■ AIM ■
Show every line of the records below that contains the word "title", copying each one in full.

(Stored items from a collection)

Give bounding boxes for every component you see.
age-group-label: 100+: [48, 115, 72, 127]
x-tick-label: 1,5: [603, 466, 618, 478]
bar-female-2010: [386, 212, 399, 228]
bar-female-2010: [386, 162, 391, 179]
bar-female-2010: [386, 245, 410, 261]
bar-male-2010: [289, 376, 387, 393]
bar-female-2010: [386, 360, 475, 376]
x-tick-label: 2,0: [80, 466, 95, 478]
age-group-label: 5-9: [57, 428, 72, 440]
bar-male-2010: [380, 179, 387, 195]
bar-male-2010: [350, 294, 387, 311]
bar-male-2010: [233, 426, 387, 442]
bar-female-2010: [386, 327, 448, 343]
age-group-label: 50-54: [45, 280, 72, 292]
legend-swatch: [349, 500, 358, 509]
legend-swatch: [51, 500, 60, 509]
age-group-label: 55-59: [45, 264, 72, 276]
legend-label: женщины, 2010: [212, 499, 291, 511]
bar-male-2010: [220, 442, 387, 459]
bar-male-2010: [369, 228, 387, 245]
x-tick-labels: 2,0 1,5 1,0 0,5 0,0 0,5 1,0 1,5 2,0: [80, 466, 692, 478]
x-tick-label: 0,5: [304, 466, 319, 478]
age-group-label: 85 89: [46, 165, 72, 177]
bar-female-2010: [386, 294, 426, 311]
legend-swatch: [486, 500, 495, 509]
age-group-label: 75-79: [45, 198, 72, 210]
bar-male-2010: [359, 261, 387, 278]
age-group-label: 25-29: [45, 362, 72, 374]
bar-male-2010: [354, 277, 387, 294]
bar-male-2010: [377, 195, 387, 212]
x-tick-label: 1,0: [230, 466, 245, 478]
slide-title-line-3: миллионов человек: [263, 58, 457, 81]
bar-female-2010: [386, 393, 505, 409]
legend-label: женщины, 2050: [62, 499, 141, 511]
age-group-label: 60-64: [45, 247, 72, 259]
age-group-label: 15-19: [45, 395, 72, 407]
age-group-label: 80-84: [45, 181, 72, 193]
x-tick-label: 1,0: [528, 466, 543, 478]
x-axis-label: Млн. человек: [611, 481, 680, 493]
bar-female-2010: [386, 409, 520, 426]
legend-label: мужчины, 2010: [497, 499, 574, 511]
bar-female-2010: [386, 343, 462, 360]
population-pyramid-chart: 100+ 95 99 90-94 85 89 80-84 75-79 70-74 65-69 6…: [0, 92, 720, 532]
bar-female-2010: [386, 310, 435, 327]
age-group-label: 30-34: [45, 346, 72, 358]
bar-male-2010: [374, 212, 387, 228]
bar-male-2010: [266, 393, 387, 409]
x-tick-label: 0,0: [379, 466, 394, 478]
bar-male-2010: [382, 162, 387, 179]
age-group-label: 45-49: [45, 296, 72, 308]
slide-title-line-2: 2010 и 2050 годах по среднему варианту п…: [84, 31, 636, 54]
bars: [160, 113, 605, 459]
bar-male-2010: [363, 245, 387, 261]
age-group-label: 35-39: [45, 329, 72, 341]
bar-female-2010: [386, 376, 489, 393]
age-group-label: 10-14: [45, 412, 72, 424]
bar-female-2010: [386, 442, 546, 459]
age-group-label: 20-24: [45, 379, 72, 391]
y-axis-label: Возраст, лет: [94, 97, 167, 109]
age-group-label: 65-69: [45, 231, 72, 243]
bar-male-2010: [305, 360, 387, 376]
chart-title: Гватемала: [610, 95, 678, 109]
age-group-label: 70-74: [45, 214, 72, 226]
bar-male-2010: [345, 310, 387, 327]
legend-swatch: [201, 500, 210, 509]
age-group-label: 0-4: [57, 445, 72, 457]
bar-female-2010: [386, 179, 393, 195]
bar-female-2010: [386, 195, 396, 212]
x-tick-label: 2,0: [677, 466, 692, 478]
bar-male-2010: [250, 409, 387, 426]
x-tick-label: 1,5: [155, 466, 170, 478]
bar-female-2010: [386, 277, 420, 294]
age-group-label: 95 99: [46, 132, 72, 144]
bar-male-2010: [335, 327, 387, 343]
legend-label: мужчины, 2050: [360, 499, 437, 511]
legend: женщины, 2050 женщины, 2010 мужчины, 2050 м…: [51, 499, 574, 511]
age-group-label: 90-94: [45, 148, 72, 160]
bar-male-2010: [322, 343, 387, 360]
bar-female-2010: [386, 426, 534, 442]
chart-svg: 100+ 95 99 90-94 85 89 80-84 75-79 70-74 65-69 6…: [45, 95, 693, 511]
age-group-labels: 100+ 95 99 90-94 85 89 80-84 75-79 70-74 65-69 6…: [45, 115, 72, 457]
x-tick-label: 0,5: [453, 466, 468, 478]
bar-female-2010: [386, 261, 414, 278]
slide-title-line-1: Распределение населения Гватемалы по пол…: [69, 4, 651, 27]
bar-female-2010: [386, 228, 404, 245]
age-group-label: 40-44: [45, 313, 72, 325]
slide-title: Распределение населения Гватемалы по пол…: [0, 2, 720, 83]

■ ANSWER BELOW ■
slide-title-line-3: миллионов человек: [263, 58, 457, 81]
slide-title-line-2: 2010 и 2050 годах по среднему варианту п…: [84, 31, 636, 54]
chart-title: Гватемала: [610, 95, 678, 109]
slide-title-line-1: Распределение населения Гватемалы по пол…: [69, 4, 651, 27]
slide-title: Распределение населения Гватемалы по пол…: [0, 2, 720, 83]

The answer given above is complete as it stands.